_EXTRACTED MATERIAL_
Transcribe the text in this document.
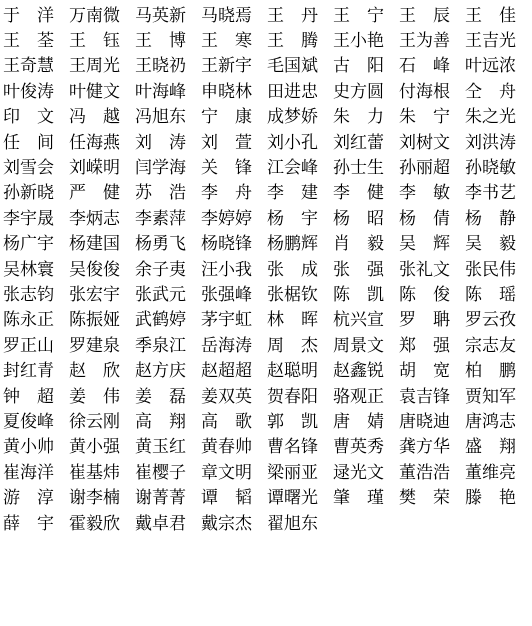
于　洋 万南微 马英新 马晓焉 王　丹 王　宁 王　辰 王　佳
王　荃 王　钰 王　博 王　寒 王　腾 王小艳 王为善 王吉光
王奇慧 王周光 王晓礽 王新宇 毛国斌 古　阳 石　峰 叶远浓
叶俊涛 叶健文 叶海峰 申晓林 田进忠 史方圆 付海根 仝　舟
印　文 冯　越 冯旭东 宁　康 成梦娇 朱　力 朱　宁 朱之光
任　间 任海燕 刘　涛 刘　萱 刘小孔 刘红蕾 刘树文 刘洪涛
刘雪会 刘嵘明 闫学海 关　锋 江会峰 孙士生 孙丽超 孙晓敏
孙新晓 严　健 苏　浩 李　舟 李　建 李　健 李　敏 李书艺
李宇晟 李炳志 李素萍 李婷婷 杨　宇 杨　昭 杨　倩 杨　静
杨广宇 杨建国 杨勇飞 杨晓锋 杨鹏辉 肖　毅 吴　辉 吴　毅
吴林寰 吴俊俊 余子夷 汪小我 张　成 张　强 张礼文 张民伟
张志钧 张宏宇 张武元 张强峰 张椐钦 陈　凯 陈　俊 陈　瑶
陈永正 陈振娅 武鹤婷 茅宇虹 林　晖 杭兴宣 罗　聃 罗云孜
罗正山 罗建泉 季泉江 岳海涛 周　杰 周景文 郑　强 宗志友
封红青 赵　欣 赵方庆 赵超超 赵聪明 赵鑫锐 胡　宽 柏　鹏
钟　超 姜　伟 姜　磊 姜双英 贺春阳 骆观正 袁吉锋 贾知军
夏俊峰 徐云刚 高　翔 高　歌 郭　凯 唐　婧 唐晓迪 唐鸿志
黄小帅 黄小强 黄玉红 黄春帅 曹名锋 曹英秀 龚方华 盛　翔
崔海洋 崔基炜 崔樱子 章文明 梁丽亚 逯光文 董浩浩 董维亮
游　淳 谢李楠 谢菁菁 谭　韬 谭曙光 肇　瑾 樊　荣 滕　艳
薛　宇 霍毅欣 戴卓君 戴宗杰 翟旭东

_GOAL_
Set the entries down again exactly. Do not include the images.

_TASK RESPONSE_
Transcribe the text in this document.
于　洋 万南微 马英新 马晓焉 王　丹 王　宁 王　辰 王　佳
王　荃 王　钰 王　博 王　寒 王　腾 王小艳 王为善 王吉光
王奇慧 王周光 王晓礽 王新宇 毛国斌 古　阳 石　峰 叶远浓
叶俊涛 叶健文 叶海峰 申晓林 田进忠 史方圆 付海根 仝　舟
印　文 冯　越 冯旭东 宁　康 成梦娇 朱　力 朱　宁 朱之光
任　间 任海燕 刘　涛 刘　萱 刘小孔 刘红蕾 刘树文 刘洪涛
刘雪会 刘嵘明 闫学海 关　锋 江会峰 孙士生 孙丽超 孙晓敏
孙新晓 严　健 苏　浩 李　舟 李　建 李　健 李　敏 李书艺
李宇晟 李炳志 李素萍 李婷婷 杨　宇 杨　昭 杨　倩 杨　静
杨广宇 杨建国 杨勇飞 杨晓锋 杨鹏辉 肖　毅 吴　辉 吴　毅
吴林寰 吴俊俊 余子夷 汪小我 张　成 张　强 张礼文 张民伟
张志钧 张宏宇 张武元 张强峰 张椐钦 陈　凯 陈　俊 陈　瑶
陈永正 陈振娅 武鹤婷 茅宇虹 林　晖 杭兴宣 罗　聃 罗云孜
罗正山 罗建泉 季泉江 岳海涛 周　杰 周景文 郑　强 宗志友
封红青 赵　欣 赵方庆 赵超超 赵聪明 赵鑫锐 胡　宽 柏　鹏
钟　超 姜　伟 姜　磊 姜双英 贺春阳 骆观正 袁吉锋 贾知军
夏俊峰 徐云刚 高　翔 高　歌 郭　凯 唐　婧 唐晓迪 唐鸿志
黄小帅 黄小强 黄玉红 黄春帅 曹名锋 曹英秀 龚方华 盛　翔
崔海洋 崔基炜 崔樱子 章文明 梁丽亚 逯光文 董浩浩 董维亮
游　淳 谢李楠 谢菁菁 谭　韬 谭曙光 肇　瑾 樊　荣 滕　艳
薛　宇 霍毅欣 戴卓君 戴宗杰 翟旭东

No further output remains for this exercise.